[Dataset records]

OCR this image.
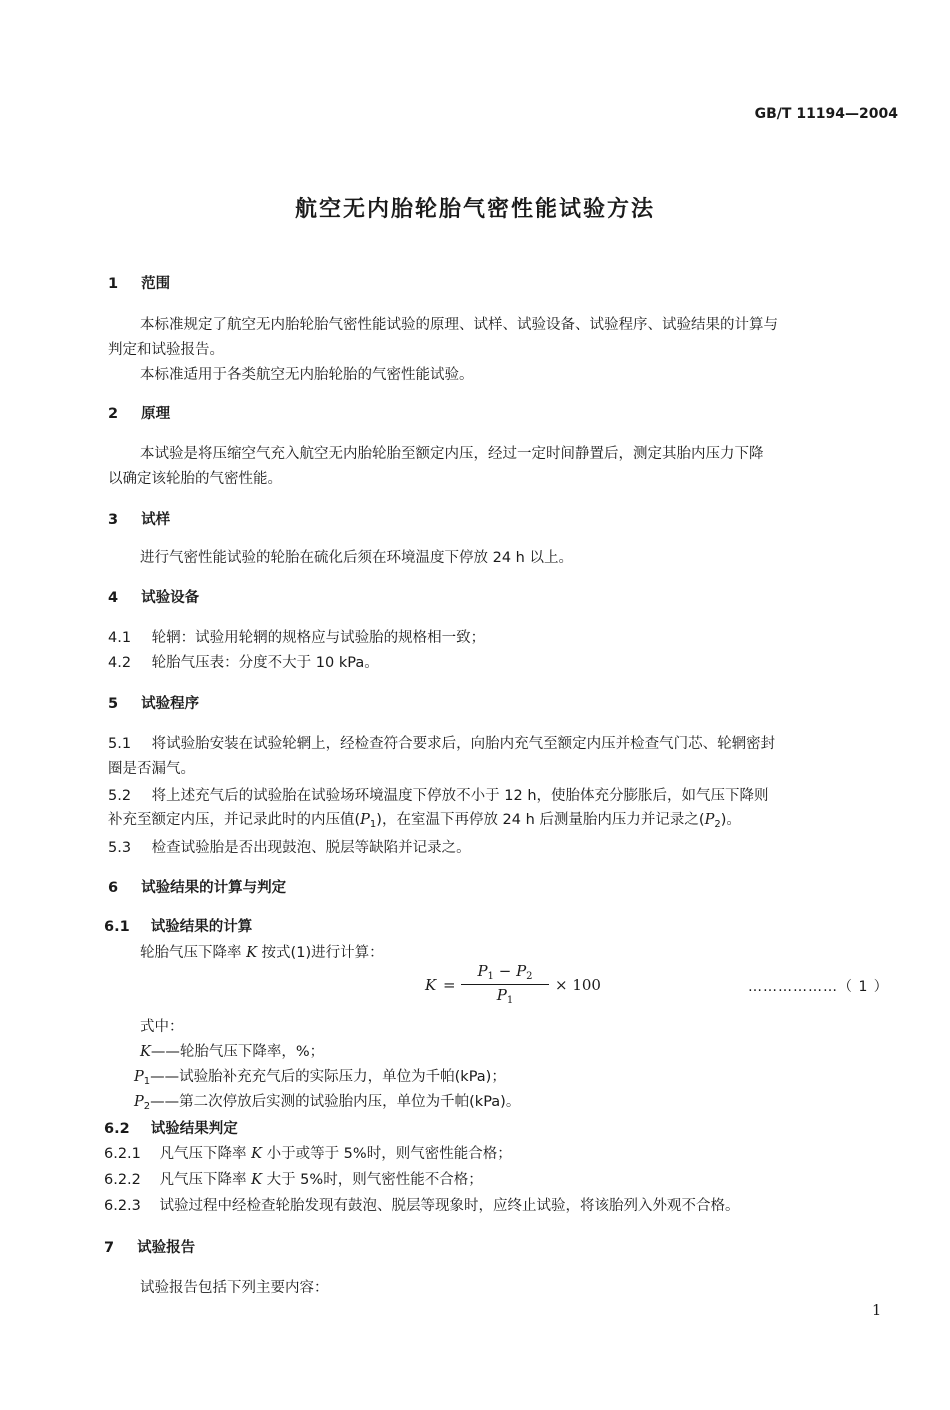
GB/T 11194—2004
航空无内胎轮胎气密性能试验方法
1 范围
本标准规定了航空无内胎轮胎气密性能试验的原理、试样、试验设备、试验程序、试验结果的计算与
判定和试验报告。
本标准适用于各类航空无内胎轮胎的气密性能试验。
2 原理
本试验是将压缩空气充入航空无内胎轮胎至额定内压，经过一定时间静置后，测定其胎内压力下降
以确定该轮胎的气密性能。
3 试样
进行气密性能试验的轮胎在硫化后须在环境温度下停放 24 h 以上。
4 试验设备
4.1 轮辋：试验用轮辋的规格应与试验胎的规格相一致；
4.2 轮胎气压表：分度不大于 10 kPa。
5 试验程序
5.1 将试验胎安装在试验轮辋上，经检查符合要求后，向胎内充气至额定内压并检查气门芯、轮辋密封
圈是否漏气。
5.2 将上述充气后的试验胎在试验场环境温度下停放不小于 12 h，使胎体充分膨胀后，如气压下降则
补充至额定内压，并记录此时的内压值$(P_1)$，在室温下再停放 24 h 后测量胎内压力并记录之$(P_2)$。
5.3 检查试验胎是否出现鼓泡、脱层等缺陷并记录之。
6 试验结果的计算与判定
6.1 试验结果的计算
轮胎气压下降率 K 按式(1)进行计算：
K =
$P_1 - P_2$
$P_1$
× 100	………………（ 1 ）
式中：
K——轮胎气压下降率，%；
$P_1——$试验胎补充充气后的实际压力，单位为千帕(kPa)；
$P_2——$第二次停放后实测的试验胎内压，单位为千帕(kPa)。
6.2 试验结果判定
6.2.1 凡气压下降率 K 小于或等于 5%时，则气密性能合格；
6.2.2 凡气压下降率 K 大于 5%时，则气密性能不合格；
6.2.3 试验过程中经检查轮胎发现有鼓泡、脱层等现象时，应终止试验，将该胎列入外观不合格。
7 试验报告
试验报告包括下列主要内容：
1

_AIM_.
Which lines hold the word "试验程序"? Show each one.

_EXERCISE OUTPUT_.
本标准规定了航空无内胎轮胎气密性能试验的原理、试样、试验设备、试验程序、试验结果的计算与
5 试验程序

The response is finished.